■ Information supplied:
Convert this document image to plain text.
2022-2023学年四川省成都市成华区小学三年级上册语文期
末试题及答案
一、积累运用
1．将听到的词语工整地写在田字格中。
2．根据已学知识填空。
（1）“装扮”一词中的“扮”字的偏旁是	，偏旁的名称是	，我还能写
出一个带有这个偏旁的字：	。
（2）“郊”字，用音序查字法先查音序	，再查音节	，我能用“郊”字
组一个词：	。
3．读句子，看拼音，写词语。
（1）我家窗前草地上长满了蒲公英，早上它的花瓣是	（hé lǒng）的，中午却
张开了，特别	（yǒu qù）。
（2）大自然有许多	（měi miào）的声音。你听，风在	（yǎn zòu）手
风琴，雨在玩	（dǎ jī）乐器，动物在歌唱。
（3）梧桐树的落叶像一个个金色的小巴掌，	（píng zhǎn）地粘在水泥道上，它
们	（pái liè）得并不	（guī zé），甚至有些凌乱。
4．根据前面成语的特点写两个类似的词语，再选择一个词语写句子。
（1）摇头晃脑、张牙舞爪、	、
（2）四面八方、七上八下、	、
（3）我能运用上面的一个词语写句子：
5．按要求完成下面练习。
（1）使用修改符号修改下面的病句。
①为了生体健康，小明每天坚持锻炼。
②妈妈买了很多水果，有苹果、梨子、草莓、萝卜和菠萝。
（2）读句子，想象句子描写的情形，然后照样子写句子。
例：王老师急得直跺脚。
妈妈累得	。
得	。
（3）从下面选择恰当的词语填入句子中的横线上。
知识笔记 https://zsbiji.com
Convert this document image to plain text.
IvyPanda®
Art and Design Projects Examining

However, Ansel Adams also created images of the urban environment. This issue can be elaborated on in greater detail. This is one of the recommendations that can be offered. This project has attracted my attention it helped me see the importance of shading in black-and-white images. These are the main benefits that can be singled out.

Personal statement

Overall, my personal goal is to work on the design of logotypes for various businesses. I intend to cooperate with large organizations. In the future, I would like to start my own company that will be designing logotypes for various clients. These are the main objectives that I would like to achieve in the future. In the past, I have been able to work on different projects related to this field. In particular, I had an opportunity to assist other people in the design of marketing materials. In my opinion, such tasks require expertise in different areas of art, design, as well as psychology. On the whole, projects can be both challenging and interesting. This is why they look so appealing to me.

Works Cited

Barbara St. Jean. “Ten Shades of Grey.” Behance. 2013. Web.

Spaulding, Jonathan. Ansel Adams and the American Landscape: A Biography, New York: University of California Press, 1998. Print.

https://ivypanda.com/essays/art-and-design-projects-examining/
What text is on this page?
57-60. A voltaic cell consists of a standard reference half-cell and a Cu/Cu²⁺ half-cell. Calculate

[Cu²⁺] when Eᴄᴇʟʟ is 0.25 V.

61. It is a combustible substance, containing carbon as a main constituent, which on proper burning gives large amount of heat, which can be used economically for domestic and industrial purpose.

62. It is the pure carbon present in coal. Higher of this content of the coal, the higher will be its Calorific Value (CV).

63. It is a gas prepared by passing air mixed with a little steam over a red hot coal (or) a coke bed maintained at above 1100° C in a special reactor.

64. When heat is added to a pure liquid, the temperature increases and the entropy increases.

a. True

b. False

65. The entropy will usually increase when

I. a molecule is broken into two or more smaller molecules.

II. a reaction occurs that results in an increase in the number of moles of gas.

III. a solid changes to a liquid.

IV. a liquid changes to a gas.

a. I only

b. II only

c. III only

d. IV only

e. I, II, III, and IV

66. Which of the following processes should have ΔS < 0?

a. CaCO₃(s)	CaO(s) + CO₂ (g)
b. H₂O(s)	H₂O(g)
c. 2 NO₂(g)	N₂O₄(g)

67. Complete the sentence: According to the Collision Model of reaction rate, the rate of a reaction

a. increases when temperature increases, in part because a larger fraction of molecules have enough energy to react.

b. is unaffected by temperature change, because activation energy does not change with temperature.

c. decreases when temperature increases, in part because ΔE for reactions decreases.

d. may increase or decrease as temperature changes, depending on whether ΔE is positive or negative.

■ Aim of the exercise: Working from the material above, retype it in its entirety without change.

■ Full solution:
Convert this document image to plain text.
2022-2023学年四川省成都市成华区小学三年级上册语文期
末试题及答案
一、积累运用
1．将听到的词语工整地写在田字格中。
2．根据已学知识填空。
（1）“装扮”一词中的“扮”字的偏旁是	，偏旁的名称是	，我还能写
出一个带有这个偏旁的字：	。
（2）“郊”字，用音序查字法先查音序	，再查音节	，我能用“郊”字
组一个词：	。
3．读句子，看拼音，写词语。
（1）我家窗前草地上长满了蒲公英，早上它的花瓣是	（hé lǒng）的，中午却
张开了，特别	（yǒu qù）。
（2）大自然有许多	（měi miào）的声音。你听，风在	（yǎn zòu）手
风琴，雨在玩	（dǎ jī）乐器，动物在歌唱。
（3）梧桐树的落叶像一个个金色的小巴掌，	（píng zhǎn）地粘在水泥道上，它
们	（pái liè）得并不	（guī zé），甚至有些凌乱。
4．根据前面成语的特点写两个类似的词语，再选择一个词语写句子。
（1）摇头晃脑、张牙舞爪、	、
（2）四面八方、七上八下、	、
（3）我能运用上面的一个词语写句子：
5．按要求完成下面练习。
（1）使用修改符号修改下面的病句。
①为了生体健康，小明每天坚持锻炼。
②妈妈买了很多水果，有苹果、梨子、草莓、萝卜和菠萝。
（2）读句子，想象句子描写的情形，然后照样子写句子。
例：王老师急得直跺脚。
妈妈累得	。
得	。
（3）从下面选择恰当的词语填入句子中的横线上。
知识笔记 https://zsbiji.com
Convert this document image to plain text.
IvyPanda®
Art and Design Projects Examining

However, Ansel Adams also created images of the urban environment. This issue can be elaborated on in greater detail. This is one of the recommendations that can be offered. This project has attracted my attention it helped me see the importance of shading in black-and-white images. These are the main benefits that can be singled out.

Personal statement

Overall, my personal goal is to work on the design of logotypes for various businesses. I intend to cooperate with large organizations. In the future, I would like to start my own company that will be designing logotypes for various clients. These are the main objectives that I would like to achieve in the future. In the past, I have been able to work on different projects related to this field. In particular, I had an opportunity to assist other people in the design of marketing materials. In my opinion, such tasks require expertise in different areas of art, design, as well as psychology. On the whole, projects can be both challenging and interesting. This is why they look so appealing to me.

Works Cited

Barbara St. Jean. “Ten Shades of Grey.” Behance. 2013. Web.

Spaulding, Jonathan. Ansel Adams and the American Landscape: A Biography, New York: University of California Press, 1998. Print.

https://ivypanda.com/essays/art-and-design-projects-examining/
What text is on this page?
57-60. A voltaic cell consists of a standard reference half-cell and a Cu/Cu²⁺ half-cell. Calculate

[Cu²⁺] when Eᴄᴇʟʟ is 0.25 V.

61. It is a combustible substance, containing carbon as a main constituent, which on proper burning gives large amount of heat, which can be used economically for domestic and industrial purpose.

62. It is the pure carbon present in coal. Higher of this content of the coal, the higher will be its Calorific Value (CV).

63. It is a gas prepared by passing air mixed with a little steam over a red hot coal (or) a coke bed maintained at above 1100° C in a special reactor.

64. When heat is added to a pure liquid, the temperature increases and the entropy increases.

a. True

b. False

65. The entropy will usually increase when

I. a molecule is broken into two or more smaller molecules.

II. a reaction occurs that results in an increase in the number of moles of gas.

III. a solid changes to a liquid.

IV. a liquid changes to a gas.

a. I only

b. II only

c. III only

d. IV only

e. I, II, III, and IV

66. Which of the following processes should have ΔS < 0?

a. CaCO₃(s)	CaO(s) + CO₂ (g)
b. H₂O(s)	H₂O(g)
c. 2 NO₂(g)	N₂O₄(g)

67. Complete the sentence: According to the Collision Model of reaction rate, the rate of a reaction

a. increases when temperature increases, in part because a larger fraction of molecules have enough energy to react.

b. is unaffected by temperature change, because activation energy does not change with temperature.

c. decreases when temperature increases, in part because ΔE for reactions decreases.

d. may increase or decrease as temperature changes, depending on whether ΔE is positive or negative.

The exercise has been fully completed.